Input:
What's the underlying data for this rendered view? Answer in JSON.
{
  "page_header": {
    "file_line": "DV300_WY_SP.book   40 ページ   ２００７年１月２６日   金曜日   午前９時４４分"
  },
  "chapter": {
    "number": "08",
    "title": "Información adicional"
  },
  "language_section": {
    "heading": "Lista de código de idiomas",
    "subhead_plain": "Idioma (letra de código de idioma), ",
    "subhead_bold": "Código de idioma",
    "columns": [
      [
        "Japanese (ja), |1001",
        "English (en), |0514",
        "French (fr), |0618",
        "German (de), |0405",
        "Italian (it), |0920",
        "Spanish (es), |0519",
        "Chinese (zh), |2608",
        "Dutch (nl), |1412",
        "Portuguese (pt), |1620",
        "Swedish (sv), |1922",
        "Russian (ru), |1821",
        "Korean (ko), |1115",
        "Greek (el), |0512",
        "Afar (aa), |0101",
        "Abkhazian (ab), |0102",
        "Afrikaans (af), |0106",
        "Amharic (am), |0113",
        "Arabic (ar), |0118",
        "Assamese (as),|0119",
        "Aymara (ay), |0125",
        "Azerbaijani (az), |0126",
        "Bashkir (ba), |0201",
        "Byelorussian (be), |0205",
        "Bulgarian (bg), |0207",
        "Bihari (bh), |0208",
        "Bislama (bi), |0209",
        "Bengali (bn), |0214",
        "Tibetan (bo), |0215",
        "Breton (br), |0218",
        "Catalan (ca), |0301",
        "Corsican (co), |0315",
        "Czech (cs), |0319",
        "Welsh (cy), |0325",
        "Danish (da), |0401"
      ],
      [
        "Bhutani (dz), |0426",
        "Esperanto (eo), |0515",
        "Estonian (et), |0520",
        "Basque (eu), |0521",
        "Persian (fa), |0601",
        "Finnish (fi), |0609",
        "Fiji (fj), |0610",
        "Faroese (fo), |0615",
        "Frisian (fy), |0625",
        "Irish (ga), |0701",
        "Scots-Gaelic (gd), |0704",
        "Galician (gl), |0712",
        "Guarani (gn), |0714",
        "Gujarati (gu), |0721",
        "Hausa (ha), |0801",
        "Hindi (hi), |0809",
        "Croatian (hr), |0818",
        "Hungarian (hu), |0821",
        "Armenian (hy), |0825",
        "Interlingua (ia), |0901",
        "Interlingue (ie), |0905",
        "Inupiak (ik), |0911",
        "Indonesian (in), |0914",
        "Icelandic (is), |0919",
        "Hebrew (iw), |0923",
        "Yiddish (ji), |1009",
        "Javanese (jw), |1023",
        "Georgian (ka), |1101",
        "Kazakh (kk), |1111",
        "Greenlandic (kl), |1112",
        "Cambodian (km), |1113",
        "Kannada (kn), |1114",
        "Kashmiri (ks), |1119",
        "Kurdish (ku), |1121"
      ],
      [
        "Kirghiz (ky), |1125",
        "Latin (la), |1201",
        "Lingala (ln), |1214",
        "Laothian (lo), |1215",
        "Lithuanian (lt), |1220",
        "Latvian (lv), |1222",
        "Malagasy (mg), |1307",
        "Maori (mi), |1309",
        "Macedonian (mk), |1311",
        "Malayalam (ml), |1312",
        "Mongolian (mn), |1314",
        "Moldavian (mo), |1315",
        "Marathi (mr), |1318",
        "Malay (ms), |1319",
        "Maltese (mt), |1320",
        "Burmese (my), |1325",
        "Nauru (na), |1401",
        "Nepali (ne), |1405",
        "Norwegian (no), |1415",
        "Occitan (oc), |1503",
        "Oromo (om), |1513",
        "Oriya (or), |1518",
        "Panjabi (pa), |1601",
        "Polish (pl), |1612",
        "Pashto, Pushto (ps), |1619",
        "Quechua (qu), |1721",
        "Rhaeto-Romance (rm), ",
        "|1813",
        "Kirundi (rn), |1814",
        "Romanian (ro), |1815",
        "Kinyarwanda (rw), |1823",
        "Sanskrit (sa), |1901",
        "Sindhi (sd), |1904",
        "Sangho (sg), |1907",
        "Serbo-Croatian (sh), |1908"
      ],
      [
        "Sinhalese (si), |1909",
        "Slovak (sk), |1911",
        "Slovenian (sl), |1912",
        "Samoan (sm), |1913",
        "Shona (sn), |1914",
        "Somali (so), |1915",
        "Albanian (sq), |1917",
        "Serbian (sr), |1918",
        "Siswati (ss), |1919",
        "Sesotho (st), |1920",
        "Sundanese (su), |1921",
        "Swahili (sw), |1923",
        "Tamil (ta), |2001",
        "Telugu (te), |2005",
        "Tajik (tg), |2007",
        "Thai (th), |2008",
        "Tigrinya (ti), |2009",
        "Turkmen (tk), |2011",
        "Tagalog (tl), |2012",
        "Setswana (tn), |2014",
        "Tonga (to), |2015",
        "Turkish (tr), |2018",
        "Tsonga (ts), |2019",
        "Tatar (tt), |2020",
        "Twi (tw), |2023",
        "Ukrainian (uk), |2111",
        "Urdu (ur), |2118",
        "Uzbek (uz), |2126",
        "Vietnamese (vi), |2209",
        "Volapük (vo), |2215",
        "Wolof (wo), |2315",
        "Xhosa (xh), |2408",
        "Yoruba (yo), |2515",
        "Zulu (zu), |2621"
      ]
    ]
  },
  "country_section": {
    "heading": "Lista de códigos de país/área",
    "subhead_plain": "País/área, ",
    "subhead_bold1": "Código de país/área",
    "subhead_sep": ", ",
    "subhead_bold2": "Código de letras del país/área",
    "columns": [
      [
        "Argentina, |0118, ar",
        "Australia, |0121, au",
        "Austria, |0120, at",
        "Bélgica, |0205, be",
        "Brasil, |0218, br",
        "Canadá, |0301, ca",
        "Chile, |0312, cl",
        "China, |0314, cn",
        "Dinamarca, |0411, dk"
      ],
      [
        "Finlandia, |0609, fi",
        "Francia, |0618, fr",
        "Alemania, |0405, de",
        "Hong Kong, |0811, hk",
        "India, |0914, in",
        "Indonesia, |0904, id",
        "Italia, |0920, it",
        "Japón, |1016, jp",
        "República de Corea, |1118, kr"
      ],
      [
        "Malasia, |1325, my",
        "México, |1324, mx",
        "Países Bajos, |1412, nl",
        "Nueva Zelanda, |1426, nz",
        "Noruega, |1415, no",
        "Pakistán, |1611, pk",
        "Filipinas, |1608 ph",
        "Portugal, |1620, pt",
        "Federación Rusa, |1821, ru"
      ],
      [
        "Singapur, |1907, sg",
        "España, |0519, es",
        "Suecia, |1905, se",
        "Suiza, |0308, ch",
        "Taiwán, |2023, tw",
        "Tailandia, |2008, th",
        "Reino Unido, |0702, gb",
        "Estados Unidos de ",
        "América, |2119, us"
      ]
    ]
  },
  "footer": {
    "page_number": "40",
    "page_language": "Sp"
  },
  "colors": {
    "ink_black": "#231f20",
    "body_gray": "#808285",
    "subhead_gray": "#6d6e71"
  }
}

Task instructions:
Give a word-for-word copy of the records.

Written response:
What's the underlying data for this rendered view? Answer in JSON.
{
  "page_header": {
    "file_line": "DV300_WY_SP.book   40 ページ   ２００７年１月２６日   金曜日   午前９時４４分"
  },
  "chapter": {
    "number": "08",
    "title": "Información adicional"
  },
  "language_section": {
    "heading": "Lista de código de idiomas",
    "subhead_plain": "Idioma (letra de código de idioma), ",
    "subhead_bold": "Código de idioma",
    "columns": [
      [
        "Japanese (ja), |1001",
        "English (en), |0514",
        "French (fr), |0618",
        "German (de), |0405",
        "Italian (it), |0920",
        "Spanish (es), |0519",
        "Chinese (zh), |2608",
        "Dutch (nl), |1412",
        "Portuguese (pt), |1620",
        "Swedish (sv), |1922",
        "Russian (ru), |1821",
        "Korean (ko), |1115",
        "Greek (el), |0512",
        "Afar (aa), |0101",
        "Abkhazian (ab), |0102",
        "Afrikaans (af), |0106",
        "Amharic (am), |0113",
        "Arabic (ar), |0118",
        "Assamese (as),|0119",
        "Aymara (ay), |0125",
        "Azerbaijani (az), |0126",
        "Bashkir (ba), |0201",
        "Byelorussian (be), |0205",
        "Bulgarian (bg), |0207",
        "Bihari (bh), |0208",
        "Bislama (bi), |0209",
        "Bengali (bn), |0214",
        "Tibetan (bo), |0215",
        "Breton (br), |0218",
        "Catalan (ca), |0301",
        "Corsican (co), |0315",
        "Czech (cs), |0319",
        "Welsh (cy), |0325",
        "Danish (da), |0401"
      ],
      [
        "Bhutani (dz), |0426",
        "Esperanto (eo), |0515",
        "Estonian (et), |0520",
        "Basque (eu), |0521",
        "Persian (fa), |0601",
        "Finnish (fi), |0609",
        "Fiji (fj), |0610",
        "Faroese (fo), |0615",
        "Frisian (fy), |0625",
        "Irish (ga), |0701",
        "Scots-Gaelic (gd), |0704",
        "Galician (gl), |0712",
        "Guarani (gn), |0714",
        "Gujarati (gu), |0721",
        "Hausa (ha), |0801",
        "Hindi (hi), |0809",
        "Croatian (hr), |0818",
        "Hungarian (hu), |0821",
        "Armenian (hy), |0825",
        "Interlingua (ia), |0901",
        "Interlingue (ie), |0905",
        "Inupiak (ik), |0911",
        "Indonesian (in), |0914",
        "Icelandic (is), |0919",
        "Hebrew (iw), |0923",
        "Yiddish (ji), |1009",
        "Javanese (jw), |1023",
        "Georgian (ka), |1101",
        "Kazakh (kk), |1111",
        "Greenlandic (kl), |1112",
        "Cambodian (km), |1113",
        "Kannada (kn), |1114",
        "Kashmiri (ks), |1119",
        "Kurdish (ku), |1121"
      ],
      [
        "Kirghiz (ky), |1125",
        "Latin (la), |1201",
        "Lingala (ln), |1214",
        "Laothian (lo), |1215",
        "Lithuanian (lt), |1220",
        "Latvian (lv), |1222",
        "Malagasy (mg), |1307",
        "Maori (mi), |1309",
        "Macedonian (mk), |1311",
        "Malayalam (ml), |1312",
        "Mongolian (mn), |1314",
        "Moldavian (mo), |1315",
        "Marathi (mr), |1318",
        "Malay (ms), |1319",
        "Maltese (mt), |1320",
        "Burmese (my), |1325",
        "Nauru (na), |1401",
        "Nepali (ne), |1405",
        "Norwegian (no), |1415",
        "Occitan (oc), |1503",
        "Oromo (om), |1513",
        "Oriya (or), |1518",
        "Panjabi (pa), |1601",
        "Polish (pl), |1612",
        "Pashto, Pushto (ps), |1619",
        "Quechua (qu), |1721",
        "Rhaeto-Romance (rm), ",
        "|1813",
        "Kirundi (rn), |1814",
        "Romanian (ro), |1815",
        "Kinyarwanda (rw), |1823",
        "Sanskrit (sa), |1901",
        "Sindhi (sd), |1904",
        "Sangho (sg), |1907",
        "Serbo-Croatian (sh), |1908"
      ],
      [
        "Sinhalese (si), |1909",
        "Slovak (sk), |1911",
        "Slovenian (sl), |1912",
        "Samoan (sm), |1913",
        "Shona (sn), |1914",
        "Somali (so), |1915",
        "Albanian (sq), |1917",
        "Serbian (sr), |1918",
        "Siswati (ss), |1919",
        "Sesotho (st), |1920",
        "Sundanese (su), |1921",
        "Swahili (sw), |1923",
        "Tamil (ta), |2001",
        "Telugu (te), |2005",
        "Tajik (tg), |2007",
        "Thai (th), |2008",
        "Tigrinya (ti), |2009",
        "Turkmen (tk), |2011",
        "Tagalog (tl), |2012",
        "Setswana (tn), |2014",
        "Tonga (to), |2015",
        "Turkish (tr), |2018",
        "Tsonga (ts), |2019",
        "Tatar (tt), |2020",
        "Twi (tw), |2023",
        "Ukrainian (uk), |2111",
        "Urdu (ur), |2118",
        "Uzbek (uz), |2126",
        "Vietnamese (vi), |2209",
        "Volapük (vo), |2215",
        "Wolof (wo), |2315",
        "Xhosa (xh), |2408",
        "Yoruba (yo), |2515",
        "Zulu (zu), |2621"
      ]
    ]
  },
  "country_section": {
    "heading": "Lista de códigos de país/área",
    "subhead_plain": "País/área, ",
    "subhead_bold1": "Código de país/área",
    "subhead_sep": ", ",
    "subhead_bold2": "Código de letras del país/área",
    "columns": [
      [
        "Argentina, |0118, ar",
        "Australia, |0121, au",
        "Austria, |0120, at",
        "Bélgica, |0205, be",
        "Brasil, |0218, br",
        "Canadá, |0301, ca",
        "Chile, |0312, cl",
        "China, |0314, cn",
        "Dinamarca, |0411, dk"
      ],
      [
        "Finlandia, |0609, fi",
        "Francia, |0618, fr",
        "Alemania, |0405, de",
        "Hong Kong, |0811, hk",
        "India, |0914, in",
        "Indonesia, |0904, id",
        "Italia, |0920, it",
        "Japón, |1016, jp",
        "República de Corea, |1118, kr"
      ],
      [
        "Malasia, |1325, my",
        "México, |1324, mx",
        "Países Bajos, |1412, nl",
        "Nueva Zelanda, |1426, nz",
        "Noruega, |1415, no",
        "Pakistán, |1611, pk",
        "Filipinas, |1608 ph",
        "Portugal, |1620, pt",
        "Federación Rusa, |1821, ru"
      ],
      [
        "Singapur, |1907, sg",
        "España, |0519, es",
        "Suecia, |1905, se",
        "Suiza, |0308, ch",
        "Taiwán, |2023, tw",
        "Tailandia, |2008, th",
        "Reino Unido, |0702, gb",
        "Estados Unidos de ",
        "América, |2119, us"
      ]
    ]
  },
  "footer": {
    "page_number": "40",
    "page_language": "Sp"
  },
  "colors": {
    "ink_black": "#231f20",
    "body_gray": "#808285",
    "subhead_gray": "#6d6e71"
  }
}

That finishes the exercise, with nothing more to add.